Collected data
※ ※ ※
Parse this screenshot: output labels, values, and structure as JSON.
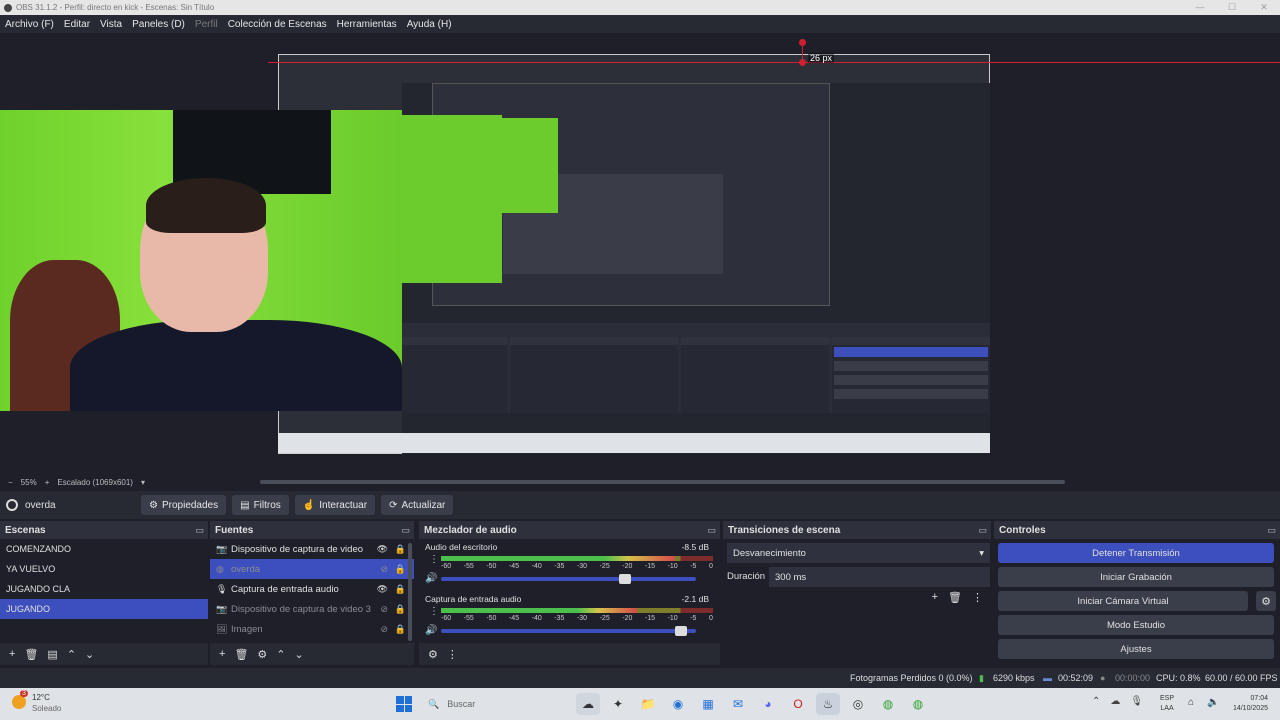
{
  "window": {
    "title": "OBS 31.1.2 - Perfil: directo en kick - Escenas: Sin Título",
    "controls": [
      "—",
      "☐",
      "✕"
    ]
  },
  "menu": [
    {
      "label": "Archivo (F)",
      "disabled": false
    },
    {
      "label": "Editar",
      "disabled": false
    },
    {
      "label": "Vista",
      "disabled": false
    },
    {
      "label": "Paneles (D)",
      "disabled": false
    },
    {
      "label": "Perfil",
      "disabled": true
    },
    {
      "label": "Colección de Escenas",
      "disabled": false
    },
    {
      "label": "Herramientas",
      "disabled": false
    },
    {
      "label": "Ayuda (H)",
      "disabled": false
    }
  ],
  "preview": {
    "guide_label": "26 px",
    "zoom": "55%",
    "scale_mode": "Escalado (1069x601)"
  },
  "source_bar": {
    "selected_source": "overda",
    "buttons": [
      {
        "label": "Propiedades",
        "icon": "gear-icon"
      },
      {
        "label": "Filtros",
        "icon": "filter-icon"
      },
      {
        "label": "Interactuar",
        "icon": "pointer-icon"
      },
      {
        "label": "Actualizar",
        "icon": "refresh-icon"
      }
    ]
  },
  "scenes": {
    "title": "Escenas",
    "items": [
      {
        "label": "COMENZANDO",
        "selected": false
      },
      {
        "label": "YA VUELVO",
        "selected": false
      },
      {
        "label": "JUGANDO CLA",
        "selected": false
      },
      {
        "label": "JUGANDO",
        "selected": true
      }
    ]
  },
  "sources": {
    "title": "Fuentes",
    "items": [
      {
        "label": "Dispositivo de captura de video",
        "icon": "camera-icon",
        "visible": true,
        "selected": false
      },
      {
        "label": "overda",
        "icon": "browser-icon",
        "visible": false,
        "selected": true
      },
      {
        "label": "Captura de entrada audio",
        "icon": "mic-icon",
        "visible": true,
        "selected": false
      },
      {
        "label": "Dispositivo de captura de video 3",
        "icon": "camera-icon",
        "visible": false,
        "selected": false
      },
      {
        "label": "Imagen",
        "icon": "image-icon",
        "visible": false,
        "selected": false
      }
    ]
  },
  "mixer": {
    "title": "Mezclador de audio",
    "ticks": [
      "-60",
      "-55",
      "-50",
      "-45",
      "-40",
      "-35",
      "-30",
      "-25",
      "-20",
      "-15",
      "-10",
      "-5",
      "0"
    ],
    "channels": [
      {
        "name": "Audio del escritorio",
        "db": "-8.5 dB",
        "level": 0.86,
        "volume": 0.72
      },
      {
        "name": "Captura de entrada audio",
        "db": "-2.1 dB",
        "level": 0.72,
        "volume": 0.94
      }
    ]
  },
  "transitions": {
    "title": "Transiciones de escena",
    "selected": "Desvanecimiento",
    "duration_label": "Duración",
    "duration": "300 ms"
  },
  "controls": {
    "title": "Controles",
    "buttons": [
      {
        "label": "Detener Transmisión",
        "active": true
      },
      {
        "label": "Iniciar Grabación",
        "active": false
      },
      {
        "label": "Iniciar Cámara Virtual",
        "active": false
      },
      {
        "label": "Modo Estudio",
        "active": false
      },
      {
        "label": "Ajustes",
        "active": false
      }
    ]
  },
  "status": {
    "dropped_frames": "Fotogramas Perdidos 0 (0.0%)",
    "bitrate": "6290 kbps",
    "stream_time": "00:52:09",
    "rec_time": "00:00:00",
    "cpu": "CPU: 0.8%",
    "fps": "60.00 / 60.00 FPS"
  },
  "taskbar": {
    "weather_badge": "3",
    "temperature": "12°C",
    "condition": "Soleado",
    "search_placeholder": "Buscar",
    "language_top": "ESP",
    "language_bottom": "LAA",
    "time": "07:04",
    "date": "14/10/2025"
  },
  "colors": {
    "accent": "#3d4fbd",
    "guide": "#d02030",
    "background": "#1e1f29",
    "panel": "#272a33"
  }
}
※ ※ ※
**Aim of the exercise:**
In the records above, find each line with the word "entrada" and copy it.

**Written reply:**
        "label": "Captura de entrada audio",
        "name": "Captura de entrada audio",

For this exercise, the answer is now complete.